_LISTED RECORDS_

####################

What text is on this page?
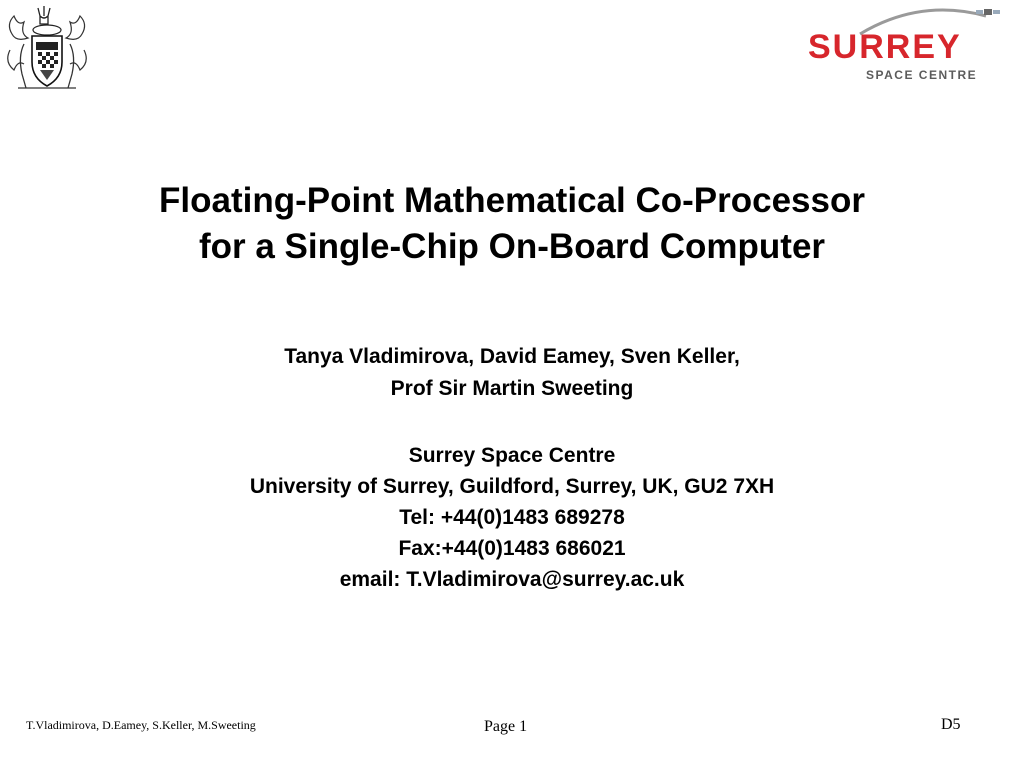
SURREY
SPACE CENTRE
Floating-Point Mathematical Co-Processor
for a Single-Chip On-Board Computer
Tanya Vladimirova, David Eamey, Sven Keller,
Prof Sir Martin Sweeting
Surrey Space Centre
University of Surrey, Guildford, Surrey, UK, GU2 7XH
Tel: +44(0)1483 689278
Fax:+44(0)1483 686021
email: T.Vladimirova@surrey.ac.uk
T.Vladimirova, D.Eamey, S.Keller, M.Sweeting	Page 1	D5
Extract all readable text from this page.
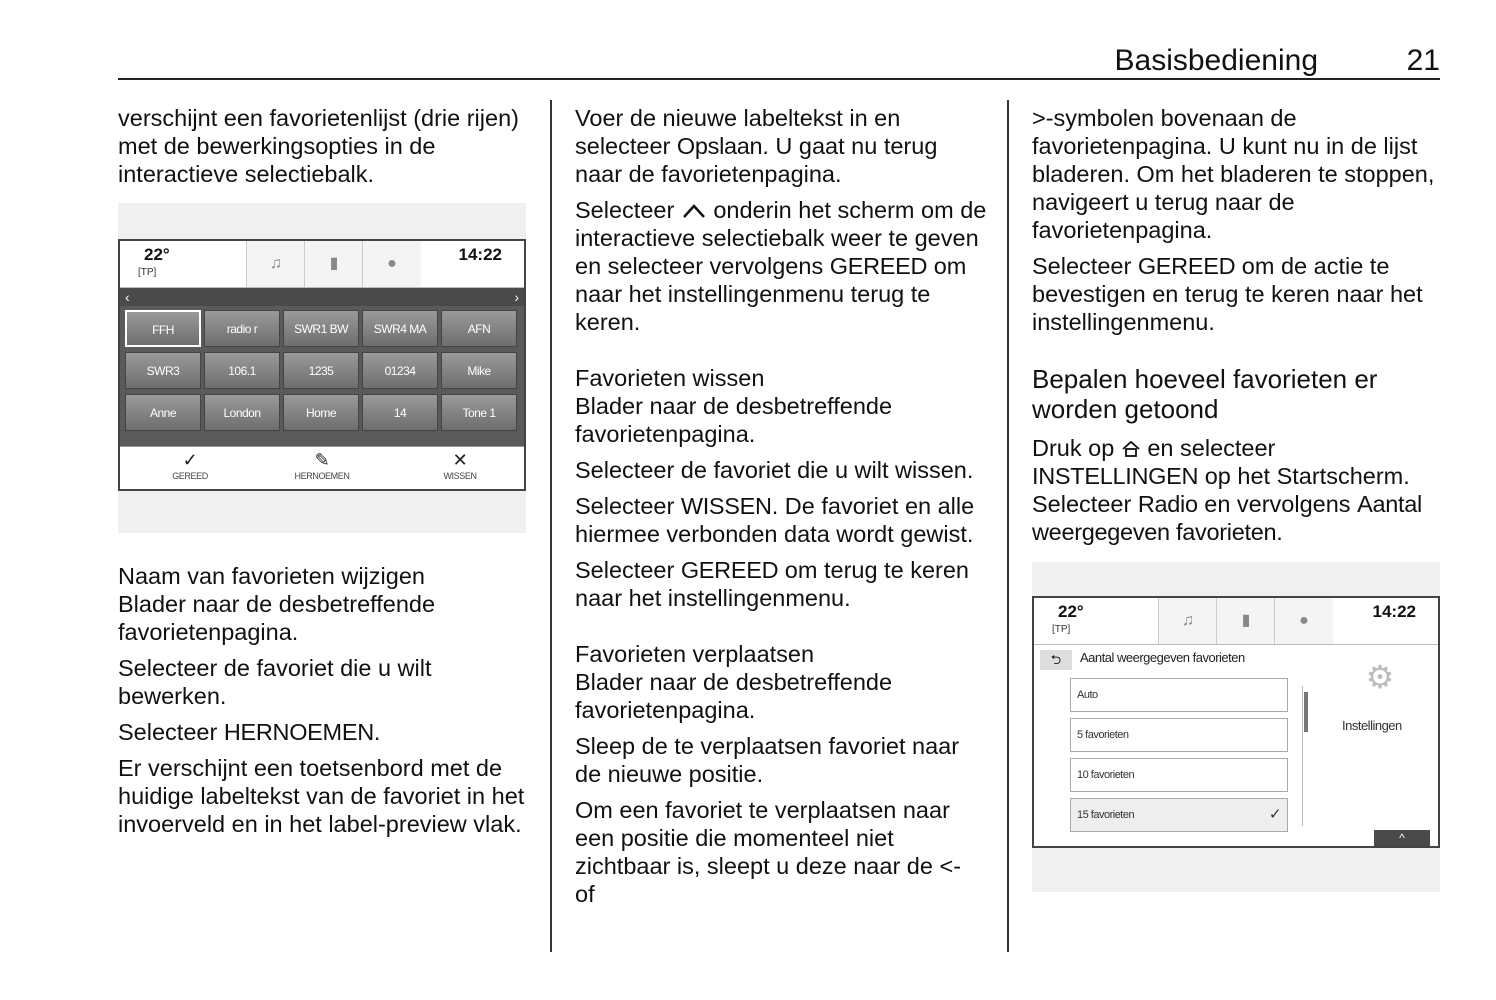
Basisbediening	21

verschijnt een favorietenlijst (drie rijen) met de bewerkingsopties in de interactieve selectiebalk.

22°
[TP]
♫	▮	●	14:22
‹	›
FFH	radio r	SWR1 BW	SWR4 MA	AFN
SWR3	106.1	1235	01234	Mike
Anne	London	Home	14	Tone 1
✓
GEREED
✎
HERNOEMEN
✕
WISSEN
Naam van favorieten wijzigen

Blader naar de desbetreffende favorietenpagina.

Selecteer de favoriet die u wilt bewerken.

Selecteer HERNOEMEN.

Er verschijnt een toetsenbord met de huidige labeltekst van de favoriet in het invoerveld en in het label-preview vlak.

Voer de nieuwe labeltekst in en selecteer Opslaan. U gaat nu terug naar de favorietenpagina.

Selecteer  onderin het scherm om de interactieve selectiebalk weer te geven en selecteer vervolgens GEREED om naar het instellingenmenu terug te keren.

Favorieten wissen

Blader naar de desbetreffende favorietenpagina.

Selecteer de favoriet die u wilt wissen.

Selecteer WISSEN. De favoriet en alle hiermee verbonden data wordt gewist.

Selecteer GEREED om terug te keren naar het instellingenmenu.

Favorieten verplaatsen

Blader naar de desbetreffende favorietenpagina.

Sleep de te verplaatsen favoriet naar de nieuwe positie.

Om een favoriet te verplaatsen naar een positie die momenteel niet zichtbaar is, sleept u deze naar de <- of

>-symbolen bovenaan de favorietenpagina. U kunt nu in de lijst bladeren. Om het bladeren te stoppen, navigeert u terug naar de favorietenpagina.

Selecteer GEREED om de actie te bevestigen en terug te keren naar het instellingenmenu.

Bepalen hoeveel favorieten er worden getoond

Druk op  en selecteer INSTELLINGEN op het Startscherm. Selecteer Radio en vervolgens Aantal weergegeven favorieten.

22°
[TP]
♫	▮	●	14:22
⮌	Aantal weergegeven favorieten
Auto
5 favorieten
10 favorieten
15 favorieten	✓
⚙
Instellingen
^
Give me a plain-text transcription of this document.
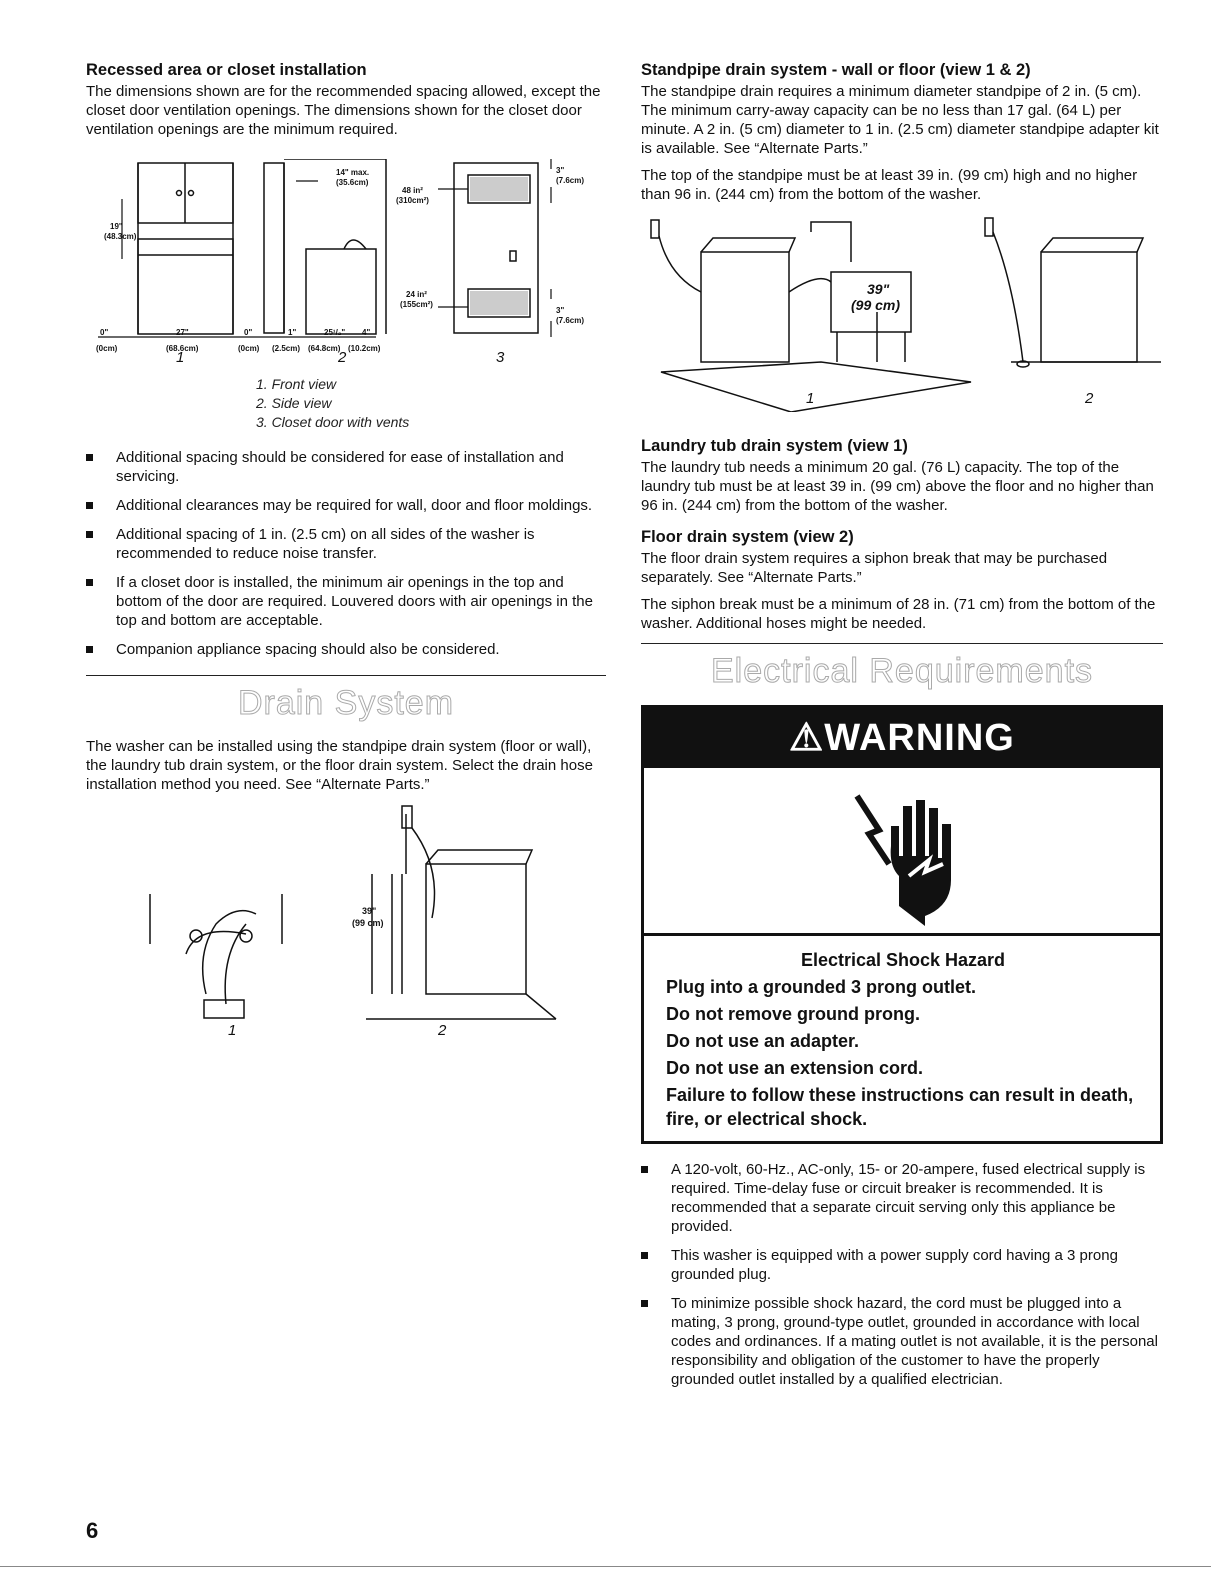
Recessed area or closet installation

The dimensions shown are for the recommended spacing allowed, except the closet door ventilation openings. The dimensions shown for the closet door ventilation openings are the minimum required.

19"
(48.3cm)
0"
(0cm)
27"
(68.6cm)
0"
(0cm)
1"
(2.5cm)
25¹/₂"
(64.8cm)
4"
(10.2cm)
14" max.
(35.6cm)
48 in²
(310cm²)
24 in²
(155cm²)
3"
(7.6cm)
3"
(7.6cm)
1	2	3
1. Front view
2. Side view
3. Closet door with vents
Additional spacing should be considered for ease of installation and servicing.
Additional clearances may be required for wall, door and floor moldings.
Additional spacing of 1 in. (2.5 cm) on all sides of the washer is recommended to reduce noise transfer.
If a closet door is installed, the minimum air openings in the top and bottom of the door are required. Louvered doors with air openings in the top and bottom are acceptable.
Companion appliance spacing should also be considered.
Drain System

The washer can be installed using the standpipe drain system (floor or wall), the laundry tub drain system, or the floor drain system. Select the drain hose installation method you need. See “Alternate Parts.”

39"
(99 cm)
1	2
Standpipe drain system - wall or floor (view 1 & 2)

The standpipe drain requires a minimum diameter standpipe of 2 in. (5 cm). The minimum carry-away capacity can be no less than 17 gal. (64 L) per minute. A 2 in. (5 cm) diameter to 1 in. (2.5 cm) diameter standpipe adapter kit is available. See “Alternate Parts.”

The top of the standpipe must be at least 39 in. (99 cm) high and no higher than 96 in. (244 cm) from the bottom of the washer.

39"
(99 cm)
1	2
Laundry tub drain system (view 1)

The laundry tub needs a minimum 20 gal. (76 L) capacity. The top of the laundry tub must be at least 39 in. (99 cm) above the floor and no higher than 96 in. (244 cm) from the bottom of the washer.

Floor drain system (view 2)

The floor drain system requires a siphon break that may be purchased separately. See “Alternate Parts.”

The siphon break must be a minimum of 28 in. (71 cm) from the bottom of the washer. Additional hoses might be needed.

Electrical Requirements
⚠WARNING
Electrical Shock Hazard
Plug into a grounded 3 prong outlet.
Do not remove ground prong.
Do not use an adapter.
Do not use an extension cord.
Failure to follow these instructions can result in death, fire, or electrical shock.
A 120-volt, 60-Hz., AC-only, 15- or 20-ampere, fused electrical supply is required. Time-delay fuse or circuit breaker is recommended. It is recommended that a separate circuit serving only this appliance be provided.
This washer is equipped with a power supply cord having a 3 prong grounded plug.
To minimize possible shock hazard, the cord must be plugged into a mating, 3 prong, ground-type outlet, grounded in accordance with local codes and ordinances. If a mating outlet is not available, it is the personal responsibility and obligation of the customer to have the properly grounded outlet installed by a qualified electrician.
6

####################

_TO BE DONE_
Restate the whole listing above exactly, please, omitting every image.

_FINISHED EXERCISE_
What text is on this page?
SURREY
SPACE CENTRE
Floating-Point Mathematical Co-Processor
for a Single-Chip On-Board Computer
Tanya Vladimirova, David Eamey, Sven Keller,
Prof Sir Martin Sweeting
Surrey Space Centre
University of Surrey, Guildford, Surrey, UK, GU2 7XH
Tel: +44(0)1483 689278
Fax:+44(0)1483 686021
email: T.Vladimirova@surrey.ac.uk
T.Vladimirova, D.Eamey, S.Keller, M.Sweeting	Page 1	D5
Extract all readable text from this page.
Basisbediening	21

verschijnt een favorietenlijst (drie rijen) met de bewerkingsopties in de interactieve selectiebalk.

22°
[TP]
♫	▮	●	14:22
‹	›
FFH	radio r	SWR1 BW	SWR4 MA	AFN
SWR3	106.1	1235	01234	Mike
Anne	London	Home	14	Tone 1
✓
GEREED
✎
HERNOEMEN
✕
WISSEN
Naam van favorieten wijzigen

Blader naar de desbetreffende favorietenpagina.

Selecteer de favoriet die u wilt bewerken.

Selecteer HERNOEMEN.

Er verschijnt een toetsenbord met de huidige labeltekst van de favoriet in het invoerveld en in het label-preview vlak.

Voer de nieuwe labeltekst in en selecteer Opslaan. U gaat nu terug naar de favorietenpagina.

Selecteer  onderin het scherm om de interactieve selectiebalk weer te geven en selecteer vervolgens GEREED om naar het instellingenmenu terug te keren.

Favorieten wissen

Blader naar de desbetreffende favorietenpagina.

Selecteer de favoriet die u wilt wissen.

Selecteer WISSEN. De favoriet en alle hiermee verbonden data wordt gewist.

Selecteer GEREED om terug te keren naar het instellingenmenu.

Favorieten verplaatsen

Blader naar de desbetreffende favorietenpagina.

Sleep de te verplaatsen favoriet naar de nieuwe positie.

Om een favoriet te verplaatsen naar een positie die momenteel niet zichtbaar is, sleept u deze naar de <- of

>-symbolen bovenaan de favorietenpagina. U kunt nu in de lijst bladeren. Om het bladeren te stoppen, navigeert u terug naar de favorietenpagina.

Selecteer GEREED om de actie te bevestigen en terug te keren naar het instellingenmenu.

Bepalen hoeveel favorieten er worden getoond

Druk op  en selecteer INSTELLINGEN op het Startscherm. Selecteer Radio en vervolgens Aantal weergegeven favorieten.

22°
[TP]
♫	▮	●	14:22
⮌	Aantal weergegeven favorieten
Auto
5 favorieten
10 favorieten
15 favorieten	✓
⚙
Instellingen
^
Give me a plain-text transcription of this document.
Recessed area or closet installation

The dimensions shown are for the recommended spacing allowed, except the closet door ventilation openings. The dimensions shown for the closet door ventilation openings are the minimum required.

19"
(48.3cm)
0"
(0cm)
27"
(68.6cm)
0"
(0cm)
1"
(2.5cm)
25¹/₂"
(64.8cm)
4"
(10.2cm)
14" max.
(35.6cm)
48 in²
(310cm²)
24 in²
(155cm²)
3"
(7.6cm)
3"
(7.6cm)
1	2	3
1. Front view
2. Side view
3. Closet door with vents
Additional spacing should be considered for ease of installation and servicing.
Additional clearances may be required for wall, door and floor moldings.
Additional spacing of 1 in. (2.5 cm) on all sides of the washer is recommended to reduce noise transfer.
If a closet door is installed, the minimum air openings in the top and bottom of the door are required. Louvered doors with air openings in the top and bottom are acceptable.
Companion appliance spacing should also be considered.
Drain System

The washer can be installed using the standpipe drain system (floor or wall), the laundry tub drain system, or the floor drain system. Select the drain hose installation method you need. See “Alternate Parts.”

39"
(99 cm)
1	2
Standpipe drain system - wall or floor (view 1 & 2)

The standpipe drain requires a minimum diameter standpipe of 2 in. (5 cm). The minimum carry-away capacity can be no less than 17 gal. (64 L) per minute. A 2 in. (5 cm) diameter to 1 in. (2.5 cm) diameter standpipe adapter kit is available. See “Alternate Parts.”

The top of the standpipe must be at least 39 in. (99 cm) high and no higher than 96 in. (244 cm) from the bottom of the washer.

39"
(99 cm)
1	2
Laundry tub drain system (view 1)

The laundry tub needs a minimum 20 gal. (76 L) capacity. The top of the laundry tub must be at least 39 in. (99 cm) above the floor and no higher than 96 in. (244 cm) from the bottom of the washer.

Floor drain system (view 2)

The floor drain system requires a siphon break that may be purchased separately. See “Alternate Parts.”

The siphon break must be a minimum of 28 in. (71 cm) from the bottom of the washer. Additional hoses might be needed.

Electrical Requirements
⚠WARNING
Electrical Shock Hazard
Plug into a grounded 3 prong outlet.
Do not remove ground prong.
Do not use an adapter.
Do not use an extension cord.
Failure to follow these instructions can result in death, fire, or electrical shock.
A 120-volt, 60-Hz., AC-only, 15- or 20-ampere, fused electrical supply is required. Time-delay fuse or circuit breaker is recommended. It is recommended that a separate circuit serving only this appliance be provided.
This washer is equipped with a power supply cord having a 3 prong grounded plug.
To minimize possible shock hazard, the cord must be plugged into a mating, 3 prong, ground-type outlet, grounded in accordance with local codes and ordinances. If a mating outlet is not available, it is the personal responsibility and obligation of the customer to have the properly grounded outlet installed by a qualified electrician.
6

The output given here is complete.